Work to be completed =>
From the records below, pull each line that has "image".

Records provided =>
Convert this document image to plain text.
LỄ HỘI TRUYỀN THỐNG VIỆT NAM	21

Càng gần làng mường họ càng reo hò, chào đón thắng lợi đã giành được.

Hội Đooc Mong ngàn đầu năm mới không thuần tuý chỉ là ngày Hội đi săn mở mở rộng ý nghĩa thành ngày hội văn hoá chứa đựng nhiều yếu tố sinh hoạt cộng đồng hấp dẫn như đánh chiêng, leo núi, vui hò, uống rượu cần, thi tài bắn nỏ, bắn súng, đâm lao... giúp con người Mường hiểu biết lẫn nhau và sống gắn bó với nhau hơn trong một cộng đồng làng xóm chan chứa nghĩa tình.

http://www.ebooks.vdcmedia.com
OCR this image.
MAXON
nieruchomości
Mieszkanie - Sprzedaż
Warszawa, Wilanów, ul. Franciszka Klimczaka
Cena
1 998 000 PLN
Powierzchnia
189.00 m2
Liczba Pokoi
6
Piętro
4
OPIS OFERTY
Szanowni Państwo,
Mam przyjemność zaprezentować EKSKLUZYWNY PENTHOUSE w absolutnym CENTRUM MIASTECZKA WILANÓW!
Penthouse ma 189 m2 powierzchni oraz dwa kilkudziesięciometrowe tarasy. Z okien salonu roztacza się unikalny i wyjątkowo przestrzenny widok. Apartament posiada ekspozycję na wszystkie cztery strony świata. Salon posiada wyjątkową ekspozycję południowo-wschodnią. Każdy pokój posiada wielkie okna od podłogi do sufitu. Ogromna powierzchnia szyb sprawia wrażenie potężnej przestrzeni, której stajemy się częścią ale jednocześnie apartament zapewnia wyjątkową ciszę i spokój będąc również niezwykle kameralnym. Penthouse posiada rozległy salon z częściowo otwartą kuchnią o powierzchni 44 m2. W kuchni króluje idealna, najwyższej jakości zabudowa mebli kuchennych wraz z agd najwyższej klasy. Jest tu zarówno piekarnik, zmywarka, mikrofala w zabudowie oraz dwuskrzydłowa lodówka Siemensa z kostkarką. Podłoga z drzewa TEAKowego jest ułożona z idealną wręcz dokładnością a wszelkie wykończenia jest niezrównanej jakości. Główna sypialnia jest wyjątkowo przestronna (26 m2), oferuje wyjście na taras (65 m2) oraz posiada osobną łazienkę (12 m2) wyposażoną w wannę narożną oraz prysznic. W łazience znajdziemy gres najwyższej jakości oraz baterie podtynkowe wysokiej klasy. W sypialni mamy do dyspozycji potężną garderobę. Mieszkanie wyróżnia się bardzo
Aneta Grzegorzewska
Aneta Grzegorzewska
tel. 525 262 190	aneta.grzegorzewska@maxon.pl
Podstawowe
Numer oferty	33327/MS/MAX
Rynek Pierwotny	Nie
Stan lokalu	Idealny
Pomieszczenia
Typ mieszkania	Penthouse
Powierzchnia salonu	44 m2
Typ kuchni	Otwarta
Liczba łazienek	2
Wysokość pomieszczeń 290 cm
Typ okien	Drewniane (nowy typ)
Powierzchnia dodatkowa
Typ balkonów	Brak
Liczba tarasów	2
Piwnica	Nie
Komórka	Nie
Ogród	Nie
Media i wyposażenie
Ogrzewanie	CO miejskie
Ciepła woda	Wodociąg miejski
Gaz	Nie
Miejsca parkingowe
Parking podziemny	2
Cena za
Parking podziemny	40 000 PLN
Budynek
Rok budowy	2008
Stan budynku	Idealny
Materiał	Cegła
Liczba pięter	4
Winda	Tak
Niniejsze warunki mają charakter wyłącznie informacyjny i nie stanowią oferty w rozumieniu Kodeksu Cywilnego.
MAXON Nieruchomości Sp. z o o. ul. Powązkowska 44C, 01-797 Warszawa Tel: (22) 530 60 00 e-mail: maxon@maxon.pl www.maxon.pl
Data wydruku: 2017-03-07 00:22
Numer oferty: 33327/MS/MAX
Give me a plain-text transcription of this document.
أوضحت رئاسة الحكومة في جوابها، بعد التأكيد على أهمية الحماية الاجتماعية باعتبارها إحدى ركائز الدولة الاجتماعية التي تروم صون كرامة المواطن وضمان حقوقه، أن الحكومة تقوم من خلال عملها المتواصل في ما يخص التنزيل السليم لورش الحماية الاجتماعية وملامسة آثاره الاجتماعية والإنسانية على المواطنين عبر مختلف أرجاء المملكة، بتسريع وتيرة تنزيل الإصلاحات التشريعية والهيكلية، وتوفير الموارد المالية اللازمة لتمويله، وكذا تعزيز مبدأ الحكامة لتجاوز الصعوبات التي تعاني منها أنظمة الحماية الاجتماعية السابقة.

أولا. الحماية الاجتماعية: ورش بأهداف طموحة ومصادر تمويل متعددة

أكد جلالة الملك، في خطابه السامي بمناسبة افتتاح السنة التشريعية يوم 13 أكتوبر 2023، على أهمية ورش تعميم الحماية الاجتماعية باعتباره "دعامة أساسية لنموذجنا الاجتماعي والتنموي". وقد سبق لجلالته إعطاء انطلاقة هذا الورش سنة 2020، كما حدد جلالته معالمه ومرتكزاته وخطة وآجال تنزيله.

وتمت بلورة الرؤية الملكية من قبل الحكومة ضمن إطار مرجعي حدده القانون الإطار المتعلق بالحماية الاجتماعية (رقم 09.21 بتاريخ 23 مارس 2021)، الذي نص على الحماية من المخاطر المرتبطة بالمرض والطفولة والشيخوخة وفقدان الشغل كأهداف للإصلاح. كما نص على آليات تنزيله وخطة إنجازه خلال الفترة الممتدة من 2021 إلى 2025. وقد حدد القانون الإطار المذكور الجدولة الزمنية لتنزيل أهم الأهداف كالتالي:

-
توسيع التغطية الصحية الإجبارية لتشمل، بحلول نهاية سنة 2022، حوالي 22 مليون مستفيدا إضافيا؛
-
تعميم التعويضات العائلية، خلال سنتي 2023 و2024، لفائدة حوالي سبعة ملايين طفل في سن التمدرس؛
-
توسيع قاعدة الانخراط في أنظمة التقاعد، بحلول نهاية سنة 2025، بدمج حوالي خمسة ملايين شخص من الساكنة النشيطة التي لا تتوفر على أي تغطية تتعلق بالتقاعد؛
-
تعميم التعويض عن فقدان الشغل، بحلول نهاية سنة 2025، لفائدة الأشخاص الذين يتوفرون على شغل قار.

Exercise output =>
Convert this document image to plain text.
OCR this image.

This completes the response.